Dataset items

════════════════

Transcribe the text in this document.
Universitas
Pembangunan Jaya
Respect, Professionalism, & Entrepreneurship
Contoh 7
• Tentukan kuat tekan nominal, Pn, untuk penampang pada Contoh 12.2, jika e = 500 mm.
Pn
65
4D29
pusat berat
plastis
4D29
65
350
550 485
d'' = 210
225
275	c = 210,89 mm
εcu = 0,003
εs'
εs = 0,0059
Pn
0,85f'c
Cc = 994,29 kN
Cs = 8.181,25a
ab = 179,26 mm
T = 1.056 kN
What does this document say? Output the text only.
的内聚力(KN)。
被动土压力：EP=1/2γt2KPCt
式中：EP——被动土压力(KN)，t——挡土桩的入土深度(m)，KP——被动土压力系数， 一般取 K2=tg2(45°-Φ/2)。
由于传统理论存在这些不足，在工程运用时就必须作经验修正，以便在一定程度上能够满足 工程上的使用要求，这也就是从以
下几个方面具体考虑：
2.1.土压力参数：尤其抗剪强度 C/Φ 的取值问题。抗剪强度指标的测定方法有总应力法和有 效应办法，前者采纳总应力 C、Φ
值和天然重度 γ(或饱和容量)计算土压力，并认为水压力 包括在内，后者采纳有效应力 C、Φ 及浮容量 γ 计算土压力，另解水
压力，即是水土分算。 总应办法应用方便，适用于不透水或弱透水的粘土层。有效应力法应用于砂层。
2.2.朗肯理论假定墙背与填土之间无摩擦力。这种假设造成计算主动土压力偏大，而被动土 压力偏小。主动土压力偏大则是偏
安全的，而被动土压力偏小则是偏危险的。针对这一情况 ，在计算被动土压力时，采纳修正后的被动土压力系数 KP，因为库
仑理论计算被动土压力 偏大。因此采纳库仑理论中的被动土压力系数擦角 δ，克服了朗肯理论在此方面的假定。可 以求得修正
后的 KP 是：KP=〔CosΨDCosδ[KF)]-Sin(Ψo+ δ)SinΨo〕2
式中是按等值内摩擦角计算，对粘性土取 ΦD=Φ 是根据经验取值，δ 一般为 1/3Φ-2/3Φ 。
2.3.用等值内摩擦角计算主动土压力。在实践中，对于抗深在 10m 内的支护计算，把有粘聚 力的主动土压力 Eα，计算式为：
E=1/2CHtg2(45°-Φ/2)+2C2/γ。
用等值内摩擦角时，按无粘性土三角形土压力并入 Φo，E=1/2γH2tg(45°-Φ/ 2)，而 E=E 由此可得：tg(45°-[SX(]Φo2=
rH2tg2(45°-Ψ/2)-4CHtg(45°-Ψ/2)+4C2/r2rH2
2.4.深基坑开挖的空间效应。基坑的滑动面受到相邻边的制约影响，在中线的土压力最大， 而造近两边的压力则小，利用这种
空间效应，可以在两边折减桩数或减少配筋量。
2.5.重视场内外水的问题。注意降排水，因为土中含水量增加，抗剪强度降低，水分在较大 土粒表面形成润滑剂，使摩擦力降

════════════════

WRITTEN PROBLEM
Go through the records above and retype each one exactly.

RESPONSE BELOW
Transcribe the text in this document.
Universitas
Pembangunan Jaya
Respect, Professionalism, & Entrepreneurship
Contoh 7
• Tentukan kuat tekan nominal, Pn, untuk penampang pada Contoh 12.2, jika e = 500 mm.
Pn
65
4D29
pusat berat
plastis
4D29
65
350
550 485
d'' = 210
225
275	c = 210,89 mm
εcu = 0,003
εs'
εs = 0,0059
Pn
0,85f'c
Cc = 994,29 kN
Cs = 8.181,25a
ab = 179,26 mm
T = 1.056 kN
What does this document say? Output the text only.
的内聚力(KN)。
被动土压力：EP=1/2γt2KPCt
式中：EP——被动土压力(KN)，t——挡土桩的入土深度(m)，KP——被动土压力系数， 一般取 K2=tg2(45°-Φ/2)。
由于传统理论存在这些不足，在工程运用时就必须作经验修正，以便在一定程度上能够满足 工程上的使用要求，这也就是从以
下几个方面具体考虑：
2.1.土压力参数：尤其抗剪强度 C/Φ 的取值问题。抗剪强度指标的测定方法有总应力法和有 效应办法，前者采纳总应力 C、Φ
值和天然重度 γ(或饱和容量)计算土压力，并认为水压力 包括在内，后者采纳有效应力 C、Φ 及浮容量 γ 计算土压力，另解水
压力，即是水土分算。 总应办法应用方便，适用于不透水或弱透水的粘土层。有效应力法应用于砂层。
2.2.朗肯理论假定墙背与填土之间无摩擦力。这种假设造成计算主动土压力偏大，而被动土 压力偏小。主动土压力偏大则是偏
安全的，而被动土压力偏小则是偏危险的。针对这一情况 ，在计算被动土压力时，采纳修正后的被动土压力系数 KP，因为库
仑理论计算被动土压力 偏大。因此采纳库仑理论中的被动土压力系数擦角 δ，克服了朗肯理论在此方面的假定。可 以求得修正
后的 KP 是：KP=〔CosΨDCosδ[KF)]-Sin(Ψo+ δ)SinΨo〕2
式中是按等值内摩擦角计算，对粘性土取 ΦD=Φ 是根据经验取值，δ 一般为 1/3Φ-2/3Φ 。
2.3.用等值内摩擦角计算主动土压力。在实践中，对于抗深在 10m 内的支护计算，把有粘聚 力的主动土压力 Eα，计算式为：
E=1/2CHtg2(45°-Φ/2)+2C2/γ。
用等值内摩擦角时，按无粘性土三角形土压力并入 Φo，E=1/2γH2tg(45°-Φ/ 2)，而 E=E 由此可得：tg(45°-[SX(]Φo2=
rH2tg2(45°-Ψ/2)-4CHtg(45°-Ψ/2)+4C2/r2rH2
2.4.深基坑开挖的空间效应。基坑的滑动面受到相邻边的制约影响，在中线的土压力最大， 而造近两边的压力则小，利用这种
空间效应，可以在两边折减桩数或减少配筋量。
2.5.重视场内外水的问题。注意降排水，因为土中含水量增加，抗剪强度降低，水分在较大 土粒表面形成润滑剂，使摩擦力降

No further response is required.